*WHAT IS ASKED*: Please write out the complete listing that follows, exactly as it reads.
"""
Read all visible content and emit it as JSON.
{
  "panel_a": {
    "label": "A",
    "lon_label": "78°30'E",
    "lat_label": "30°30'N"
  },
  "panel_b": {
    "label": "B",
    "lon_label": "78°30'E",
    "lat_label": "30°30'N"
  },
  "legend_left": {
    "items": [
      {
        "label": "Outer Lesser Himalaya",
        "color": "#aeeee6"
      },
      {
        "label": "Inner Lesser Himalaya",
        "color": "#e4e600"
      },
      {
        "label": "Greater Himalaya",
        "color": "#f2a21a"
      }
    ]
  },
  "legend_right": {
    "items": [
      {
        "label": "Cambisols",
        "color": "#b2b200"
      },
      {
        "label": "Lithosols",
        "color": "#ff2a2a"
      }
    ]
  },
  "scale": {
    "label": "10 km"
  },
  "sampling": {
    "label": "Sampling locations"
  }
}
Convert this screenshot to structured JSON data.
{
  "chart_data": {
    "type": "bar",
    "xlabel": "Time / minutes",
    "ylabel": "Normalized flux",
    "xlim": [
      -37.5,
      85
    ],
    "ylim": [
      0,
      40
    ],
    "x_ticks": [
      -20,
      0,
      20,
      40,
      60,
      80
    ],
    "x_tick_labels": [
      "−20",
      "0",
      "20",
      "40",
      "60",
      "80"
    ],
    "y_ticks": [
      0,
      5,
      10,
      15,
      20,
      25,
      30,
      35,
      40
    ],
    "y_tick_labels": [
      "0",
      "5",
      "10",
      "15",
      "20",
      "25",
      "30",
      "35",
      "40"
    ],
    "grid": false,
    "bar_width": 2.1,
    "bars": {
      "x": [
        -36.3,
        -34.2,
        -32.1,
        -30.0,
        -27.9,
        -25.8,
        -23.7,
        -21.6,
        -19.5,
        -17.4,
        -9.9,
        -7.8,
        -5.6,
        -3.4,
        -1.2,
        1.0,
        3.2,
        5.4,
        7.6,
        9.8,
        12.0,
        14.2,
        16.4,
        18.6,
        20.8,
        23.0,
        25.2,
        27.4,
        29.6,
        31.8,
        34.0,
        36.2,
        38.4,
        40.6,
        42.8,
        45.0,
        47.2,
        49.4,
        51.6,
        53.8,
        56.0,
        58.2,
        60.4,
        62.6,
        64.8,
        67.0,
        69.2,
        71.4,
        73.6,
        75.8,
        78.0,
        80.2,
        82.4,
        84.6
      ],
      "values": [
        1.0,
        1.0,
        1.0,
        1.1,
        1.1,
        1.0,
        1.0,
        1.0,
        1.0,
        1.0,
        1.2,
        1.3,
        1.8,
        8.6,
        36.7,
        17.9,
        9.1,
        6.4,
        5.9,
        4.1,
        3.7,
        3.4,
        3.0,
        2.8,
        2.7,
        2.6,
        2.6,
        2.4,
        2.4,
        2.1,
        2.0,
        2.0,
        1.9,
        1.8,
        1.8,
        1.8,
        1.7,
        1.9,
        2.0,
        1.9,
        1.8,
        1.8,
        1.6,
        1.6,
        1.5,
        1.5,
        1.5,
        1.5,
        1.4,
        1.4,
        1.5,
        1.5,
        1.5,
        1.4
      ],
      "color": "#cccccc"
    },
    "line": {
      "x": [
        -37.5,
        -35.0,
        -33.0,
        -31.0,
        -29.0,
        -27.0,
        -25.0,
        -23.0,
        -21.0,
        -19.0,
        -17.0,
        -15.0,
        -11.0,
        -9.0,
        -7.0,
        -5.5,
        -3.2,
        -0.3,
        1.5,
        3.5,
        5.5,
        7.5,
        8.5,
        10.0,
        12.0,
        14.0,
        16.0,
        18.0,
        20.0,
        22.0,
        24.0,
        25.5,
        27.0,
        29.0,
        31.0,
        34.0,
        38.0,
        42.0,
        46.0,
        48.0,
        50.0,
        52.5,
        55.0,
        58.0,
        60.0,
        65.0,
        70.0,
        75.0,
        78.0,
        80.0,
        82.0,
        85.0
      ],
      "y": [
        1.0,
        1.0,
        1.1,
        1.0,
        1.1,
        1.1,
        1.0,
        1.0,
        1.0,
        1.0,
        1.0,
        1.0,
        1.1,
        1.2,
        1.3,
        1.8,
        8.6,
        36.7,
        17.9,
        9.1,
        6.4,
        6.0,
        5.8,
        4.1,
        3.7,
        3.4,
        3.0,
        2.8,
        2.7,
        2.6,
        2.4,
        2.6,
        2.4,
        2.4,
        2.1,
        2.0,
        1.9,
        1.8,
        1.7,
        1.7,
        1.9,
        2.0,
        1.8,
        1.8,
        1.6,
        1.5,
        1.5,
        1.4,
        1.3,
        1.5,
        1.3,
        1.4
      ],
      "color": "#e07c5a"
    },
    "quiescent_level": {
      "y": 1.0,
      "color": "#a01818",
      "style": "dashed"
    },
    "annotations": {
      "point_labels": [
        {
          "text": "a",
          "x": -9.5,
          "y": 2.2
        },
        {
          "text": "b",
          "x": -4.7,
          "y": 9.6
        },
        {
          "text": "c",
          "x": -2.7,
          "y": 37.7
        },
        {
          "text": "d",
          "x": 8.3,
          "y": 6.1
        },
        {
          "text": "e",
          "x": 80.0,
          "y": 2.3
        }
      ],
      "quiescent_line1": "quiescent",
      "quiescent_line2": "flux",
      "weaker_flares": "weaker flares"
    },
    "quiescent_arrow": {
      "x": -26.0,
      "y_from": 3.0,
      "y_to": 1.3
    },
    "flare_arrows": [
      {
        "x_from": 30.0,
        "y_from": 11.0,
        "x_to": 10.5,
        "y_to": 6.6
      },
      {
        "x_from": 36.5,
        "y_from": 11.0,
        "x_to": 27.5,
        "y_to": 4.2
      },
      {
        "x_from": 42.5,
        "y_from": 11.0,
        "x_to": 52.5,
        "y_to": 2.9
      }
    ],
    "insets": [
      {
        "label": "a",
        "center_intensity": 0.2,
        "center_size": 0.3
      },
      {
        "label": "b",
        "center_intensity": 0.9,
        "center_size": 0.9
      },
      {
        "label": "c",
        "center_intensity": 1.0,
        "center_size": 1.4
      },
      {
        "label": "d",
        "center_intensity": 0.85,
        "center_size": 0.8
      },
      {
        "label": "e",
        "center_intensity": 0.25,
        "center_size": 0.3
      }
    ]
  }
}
"""
*RESPONSE TO THE TASK*:
Read all visible content and emit it as JSON.
{
  "panel_a": {
    "label": "A",
    "lon_label": "78°30'E",
    "lat_label": "30°30'N"
  },
  "panel_b": {
    "label": "B",
    "lon_label": "78°30'E",
    "lat_label": "30°30'N"
  },
  "legend_left": {
    "items": [
      {
        "label": "Outer Lesser Himalaya",
        "color": "#aeeee6"
      },
      {
        "label": "Inner Lesser Himalaya",
        "color": "#e4e600"
      },
      {
        "label": "Greater Himalaya",
        "color": "#f2a21a"
      }
    ]
  },
  "legend_right": {
    "items": [
      {
        "label": "Cambisols",
        "color": "#b2b200"
      },
      {
        "label": "Lithosols",
        "color": "#ff2a2a"
      }
    ]
  },
  "scale": {
    "label": "10 km"
  },
  "sampling": {
    "label": "Sampling locations"
  }
}
Convert this screenshot to structured JSON data.
{
  "chart_data": {
    "type": "bar",
    "xlabel": "Time / minutes",
    "ylabel": "Normalized flux",
    "xlim": [
      -37.5,
      85
    ],
    "ylim": [
      0,
      40
    ],
    "x_ticks": [
      -20,
      0,
      20,
      40,
      60,
      80
    ],
    "x_tick_labels": [
      "−20",
      "0",
      "20",
      "40",
      "60",
      "80"
    ],
    "y_ticks": [
      0,
      5,
      10,
      15,
      20,
      25,
      30,
      35,
      40
    ],
    "y_tick_labels": [
      "0",
      "5",
      "10",
      "15",
      "20",
      "25",
      "30",
      "35",
      "40"
    ],
    "grid": false,
    "bar_width": 2.1,
    "bars": {
      "x": [
        -36.3,
        -34.2,
        -32.1,
        -30.0,
        -27.9,
        -25.8,
        -23.7,
        -21.6,
        -19.5,
        -17.4,
        -9.9,
        -7.8,
        -5.6,
        -3.4,
        -1.2,
        1.0,
        3.2,
        5.4,
        7.6,
        9.8,
        12.0,
        14.2,
        16.4,
        18.6,
        20.8,
        23.0,
        25.2,
        27.4,
        29.6,
        31.8,
        34.0,
        36.2,
        38.4,
        40.6,
        42.8,
        45.0,
        47.2,
        49.4,
        51.6,
        53.8,
        56.0,
        58.2,
        60.4,
        62.6,
        64.8,
        67.0,
        69.2,
        71.4,
        73.6,
        75.8,
        78.0,
        80.2,
        82.4,
        84.6
      ],
      "values": [
        1.0,
        1.0,
        1.0,
        1.1,
        1.1,
        1.0,
        1.0,
        1.0,
        1.0,
        1.0,
        1.2,
        1.3,
        1.8,
        8.6,
        36.7,
        17.9,
        9.1,
        6.4,
        5.9,
        4.1,
        3.7,
        3.4,
        3.0,
        2.8,
        2.7,
        2.6,
        2.6,
        2.4,
        2.4,
        2.1,
        2.0,
        2.0,
        1.9,
        1.8,
        1.8,
        1.8,
        1.7,
        1.9,
        2.0,
        1.9,
        1.8,
        1.8,
        1.6,
        1.6,
        1.5,
        1.5,
        1.5,
        1.5,
        1.4,
        1.4,
        1.5,
        1.5,
        1.5,
        1.4
      ],
      "color": "#cccccc"
    },
    "line": {
      "x": [
        -37.5,
        -35.0,
        -33.0,
        -31.0,
        -29.0,
        -27.0,
        -25.0,
        -23.0,
        -21.0,
        -19.0,
        -17.0,
        -15.0,
        -11.0,
        -9.0,
        -7.0,
        -5.5,
        -3.2,
        -0.3,
        1.5,
        3.5,
        5.5,
        7.5,
        8.5,
        10.0,
        12.0,
        14.0,
        16.0,
        18.0,
        20.0,
        22.0,
        24.0,
        25.5,
        27.0,
        29.0,
        31.0,
        34.0,
        38.0,
        42.0,
        46.0,
        48.0,
        50.0,
        52.5,
        55.0,
        58.0,
        60.0,
        65.0,
        70.0,
        75.0,
        78.0,
        80.0,
        82.0,
        85.0
      ],
      "y": [
        1.0,
        1.0,
        1.1,
        1.0,
        1.1,
        1.1,
        1.0,
        1.0,
        1.0,
        1.0,
        1.0,
        1.0,
        1.1,
        1.2,
        1.3,
        1.8,
        8.6,
        36.7,
        17.9,
        9.1,
        6.4,
        6.0,
        5.8,
        4.1,
        3.7,
        3.4,
        3.0,
        2.8,
        2.7,
        2.6,
        2.4,
        2.6,
        2.4,
        2.4,
        2.1,
        2.0,
        1.9,
        1.8,
        1.7,
        1.7,
        1.9,
        2.0,
        1.8,
        1.8,
        1.6,
        1.5,
        1.5,
        1.4,
        1.3,
        1.5,
        1.3,
        1.4
      ],
      "color": "#e07c5a"
    },
    "quiescent_level": {
      "y": 1.0,
      "color": "#a01818",
      "style": "dashed"
    },
    "annotations": {
      "point_labels": [
        {
          "text": "a",
          "x": -9.5,
          "y": 2.2
        },
        {
          "text": "b",
          "x": -4.7,
          "y": 9.6
        },
        {
          "text": "c",
          "x": -2.7,
          "y": 37.7
        },
        {
          "text": "d",
          "x": 8.3,
          "y": 6.1
        },
        {
          "text": "e",
          "x": 80.0,
          "y": 2.3
        }
      ],
      "quiescent_line1": "quiescent",
      "quiescent_line2": "flux",
      "weaker_flares": "weaker flares"
    },
    "quiescent_arrow": {
      "x": -26.0,
      "y_from": 3.0,
      "y_to": 1.3
    },
    "flare_arrows": [
      {
        "x_from": 30.0,
        "y_from": 11.0,
        "x_to": 10.5,
        "y_to": 6.6
      },
      {
        "x_from": 36.5,
        "y_from": 11.0,
        "x_to": 27.5,
        "y_to": 4.2
      },
      {
        "x_from": 42.5,
        "y_from": 11.0,
        "x_to": 52.5,
        "y_to": 2.9
      }
    ],
    "insets": [
      {
        "label": "a",
        "center_intensity": 0.2,
        "center_size": 0.3
      },
      {
        "label": "b",
        "center_intensity": 0.9,
        "center_size": 0.9
      },
      {
        "label": "c",
        "center_intensity": 1.0,
        "center_size": 1.4
      },
      {
        "label": "d",
        "center_intensity": 0.85,
        "center_size": 0.8
      },
      {
        "label": "e",
        "center_intensity": 0.25,
        "center_size": 0.3
      }
    ]
  }
}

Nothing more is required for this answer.